• **Requirements**:
According to the commit page below, what common problem do new users run into?

NO-JIRA: HA documentation: security configuration troubleshooting

Common issue for new users is cluster failing to start due to incorrect security configuration. Added some notes to highlight the need for security configuration and updated the troubleshooting section. git-svn-id: https://svn.apache.org/repos/asf/qpid/trunk@1598315 13f79535-47bb-0310-9956-ffa450edef68
author: Alan Conway <aconway@apache.org> 2014-05-29 15:02:15 +0000
committer: Alan Conway <aconway@apache.org> 2014-05-29 15:02:15 +0000
commit: ac33dffad49541ae5e9e27eea996ea43bbdd1327 (patch)
tree: d2bcb08dce12301f6806885e28d8f7d0830dae6a
parent: e69fa09aae08f1ea7770793044d9b54cac4ac1a1 (diff)
download: qpid-python-ac33dffad49541ae5e9e27eea996ea43bbdd1327.tar.gz
1 files changed, 62 insertions, 22 deletions
diff --git a/qpid/doc/book/src/cpp-broker/Active-Passive-Cluster.xml b/qpid/doc/book/src/cpp-broker/Active-Passive-Cluster.xml
index 6e0225a2af..246a0a4ab5 100644
--- a/qpid/doc/book/src/cpp-broker/Active-Passive-Cluster.xml
+++ b/qpid/doc/book/src/cpp-broker/Active-Passive-Cluster.xml
@@ -219,6 +219,12 @@ under the License.
       The broker must load the <filename>ha</filename> module, it is loaded by
       default. The following broker options are available for the HA module.
     </para>
+    <note>
+      <para>
+	Incorrect security settings are a common cause of problems when
+	getting started, see <xref linkend="ha-security"/>.

• **Data section**:
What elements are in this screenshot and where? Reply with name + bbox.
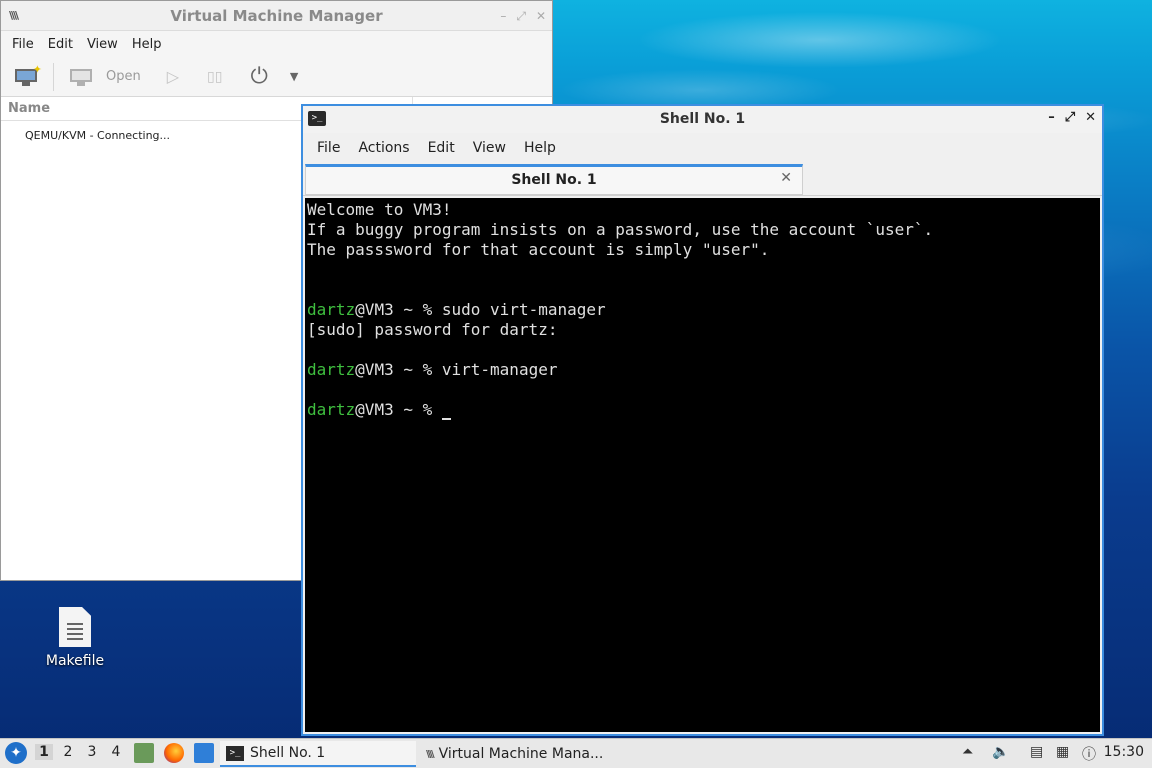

• **Answer below**:
The cluster fails to start because of incorrect security configuration.